** Sayfa Metni **
---------------

Cem Küçük 'tezgâh'ı gördü..."Kılıçdaroğlu herkesi tuzağa düşürdü"

Rahmi Turan'ın iddiası sonrası yaşananlara dikkat çeken gazeteci Cem Küçük bu olayın CHP Kurultayı için bir dizayn anlamı taşıdığını belirtti

Gazeteci Cem Küçük, Sözcü gazetesi yazarı Rahmi Turan’ın “CHP’li bir siyasetçi Erdoğan ile Saray’da görüştü” iddiasını köşesine taşıdı.

Turan'ın iddiası sonrası CHP'li isimlerin oltaya geldiğini söyleyen Küçük "Kemal Bey herkesi tuzağa düşürdü. CHP bu, içindeki kaynayan kazan bitmez!.." ifadelerini kullandı.

---------------

** Veri Satırları **
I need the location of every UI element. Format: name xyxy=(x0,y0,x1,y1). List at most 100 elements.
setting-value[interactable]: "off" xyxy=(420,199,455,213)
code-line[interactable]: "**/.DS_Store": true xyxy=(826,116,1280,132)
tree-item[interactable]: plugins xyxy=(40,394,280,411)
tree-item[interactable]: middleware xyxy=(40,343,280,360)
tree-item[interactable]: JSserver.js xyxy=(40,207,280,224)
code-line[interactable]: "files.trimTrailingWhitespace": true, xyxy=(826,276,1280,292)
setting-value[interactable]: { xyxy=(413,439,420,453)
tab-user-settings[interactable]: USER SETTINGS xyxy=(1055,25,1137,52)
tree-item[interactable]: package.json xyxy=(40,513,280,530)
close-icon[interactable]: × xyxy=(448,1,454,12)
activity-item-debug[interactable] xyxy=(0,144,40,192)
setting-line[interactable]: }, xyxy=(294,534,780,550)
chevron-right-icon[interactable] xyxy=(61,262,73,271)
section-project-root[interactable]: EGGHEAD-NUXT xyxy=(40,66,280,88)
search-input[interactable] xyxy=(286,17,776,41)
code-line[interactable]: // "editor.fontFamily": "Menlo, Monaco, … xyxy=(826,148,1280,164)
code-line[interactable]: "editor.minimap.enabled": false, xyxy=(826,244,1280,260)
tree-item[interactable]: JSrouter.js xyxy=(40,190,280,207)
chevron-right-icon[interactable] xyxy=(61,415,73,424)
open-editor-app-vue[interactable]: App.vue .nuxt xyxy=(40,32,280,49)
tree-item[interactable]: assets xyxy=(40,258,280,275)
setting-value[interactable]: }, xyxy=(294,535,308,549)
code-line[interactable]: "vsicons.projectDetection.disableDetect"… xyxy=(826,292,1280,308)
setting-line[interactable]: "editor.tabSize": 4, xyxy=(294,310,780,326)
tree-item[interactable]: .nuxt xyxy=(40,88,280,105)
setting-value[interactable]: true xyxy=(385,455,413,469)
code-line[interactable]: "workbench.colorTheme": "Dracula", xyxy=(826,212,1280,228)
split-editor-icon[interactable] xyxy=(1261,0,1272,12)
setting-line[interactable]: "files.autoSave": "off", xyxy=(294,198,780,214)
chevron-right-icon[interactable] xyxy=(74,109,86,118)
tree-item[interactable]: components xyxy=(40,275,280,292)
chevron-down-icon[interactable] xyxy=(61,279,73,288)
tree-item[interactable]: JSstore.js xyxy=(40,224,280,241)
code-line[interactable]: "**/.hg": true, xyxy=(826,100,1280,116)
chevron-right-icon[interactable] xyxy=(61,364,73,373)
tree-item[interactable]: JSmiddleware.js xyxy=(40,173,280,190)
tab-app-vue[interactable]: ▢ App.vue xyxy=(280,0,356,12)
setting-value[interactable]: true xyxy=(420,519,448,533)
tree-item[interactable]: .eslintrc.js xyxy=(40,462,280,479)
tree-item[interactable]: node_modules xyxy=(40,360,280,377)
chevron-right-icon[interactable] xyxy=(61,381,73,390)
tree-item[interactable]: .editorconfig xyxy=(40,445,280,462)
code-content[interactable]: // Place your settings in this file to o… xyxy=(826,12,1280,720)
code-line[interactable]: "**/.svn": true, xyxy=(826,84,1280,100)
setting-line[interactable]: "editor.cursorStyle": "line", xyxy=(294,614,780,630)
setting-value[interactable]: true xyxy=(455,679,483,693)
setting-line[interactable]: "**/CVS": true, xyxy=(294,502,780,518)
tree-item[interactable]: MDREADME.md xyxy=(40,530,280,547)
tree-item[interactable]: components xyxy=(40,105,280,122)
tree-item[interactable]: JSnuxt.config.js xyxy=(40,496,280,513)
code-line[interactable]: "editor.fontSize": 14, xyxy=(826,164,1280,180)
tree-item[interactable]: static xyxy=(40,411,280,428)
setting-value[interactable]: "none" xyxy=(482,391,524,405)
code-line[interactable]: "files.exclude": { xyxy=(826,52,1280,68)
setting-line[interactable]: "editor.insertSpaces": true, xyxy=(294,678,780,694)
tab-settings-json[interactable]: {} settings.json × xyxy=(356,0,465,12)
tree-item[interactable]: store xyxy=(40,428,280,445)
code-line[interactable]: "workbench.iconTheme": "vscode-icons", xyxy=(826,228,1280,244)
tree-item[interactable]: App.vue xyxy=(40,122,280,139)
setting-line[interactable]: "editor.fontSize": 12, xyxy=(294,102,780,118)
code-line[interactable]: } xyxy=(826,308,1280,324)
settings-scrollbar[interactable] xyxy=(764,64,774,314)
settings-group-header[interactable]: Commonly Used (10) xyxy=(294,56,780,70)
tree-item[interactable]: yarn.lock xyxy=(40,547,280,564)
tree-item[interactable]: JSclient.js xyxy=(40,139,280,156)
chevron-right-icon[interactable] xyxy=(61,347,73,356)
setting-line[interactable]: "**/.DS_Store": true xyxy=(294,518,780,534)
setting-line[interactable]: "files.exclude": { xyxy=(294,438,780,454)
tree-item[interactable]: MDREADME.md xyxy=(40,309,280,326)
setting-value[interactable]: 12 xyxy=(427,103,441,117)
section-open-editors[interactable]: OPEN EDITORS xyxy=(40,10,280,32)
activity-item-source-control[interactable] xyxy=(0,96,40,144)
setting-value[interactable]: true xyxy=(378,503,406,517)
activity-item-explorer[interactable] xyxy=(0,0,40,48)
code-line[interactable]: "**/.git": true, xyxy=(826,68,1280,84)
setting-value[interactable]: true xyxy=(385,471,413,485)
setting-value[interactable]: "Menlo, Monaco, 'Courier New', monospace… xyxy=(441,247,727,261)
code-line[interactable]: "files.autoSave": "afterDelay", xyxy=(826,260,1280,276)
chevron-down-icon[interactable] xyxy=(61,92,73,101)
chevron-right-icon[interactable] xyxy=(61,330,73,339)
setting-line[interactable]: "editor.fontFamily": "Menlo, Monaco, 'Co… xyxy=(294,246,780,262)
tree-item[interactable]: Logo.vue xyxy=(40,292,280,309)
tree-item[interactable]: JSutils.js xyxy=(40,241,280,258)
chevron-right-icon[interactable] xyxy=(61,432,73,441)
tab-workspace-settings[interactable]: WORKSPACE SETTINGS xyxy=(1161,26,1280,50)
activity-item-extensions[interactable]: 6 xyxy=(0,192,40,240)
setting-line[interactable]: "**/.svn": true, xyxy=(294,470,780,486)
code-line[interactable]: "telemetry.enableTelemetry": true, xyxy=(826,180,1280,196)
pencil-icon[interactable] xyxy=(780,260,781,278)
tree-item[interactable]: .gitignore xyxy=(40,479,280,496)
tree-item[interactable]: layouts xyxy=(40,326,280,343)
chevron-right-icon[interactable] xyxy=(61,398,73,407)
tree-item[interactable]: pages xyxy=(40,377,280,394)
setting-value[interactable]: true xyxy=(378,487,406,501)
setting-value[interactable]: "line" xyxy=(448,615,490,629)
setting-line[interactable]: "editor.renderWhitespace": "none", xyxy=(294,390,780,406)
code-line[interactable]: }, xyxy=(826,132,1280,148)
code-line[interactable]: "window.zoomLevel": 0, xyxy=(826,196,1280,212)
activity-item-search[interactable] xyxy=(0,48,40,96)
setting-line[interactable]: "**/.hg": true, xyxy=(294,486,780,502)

---------------

** Görev **
Sayfa metninde "Cem Küçük 'tezgâh'ı" sözcüklerinden "iddiasını köşesine taşıdı." sözcüklerine kadar uzanan bölümü hiçbir değişiklik yapmadan yeniden yazın.

** Cevap **
Cem Küçük 'tezgâh'ı gördü..."Kılıçdaroğlu herkesi tuzağa düşürdü"

Rahmi Turan'ın iddiası sonrası yaşananlara dikkat çeken gazeteci Cem Küçük bu olayın CHP Kurultayı için bir dizayn anlamı taşıdığını belirtti

Gazeteci Cem Küçük, Sözcü gazetesi yazarı Rahmi Turan’ın “CHP’li bir siyasetçi Erdoğan ile Saray’da görüştü” iddiasını köşesine taşıdı.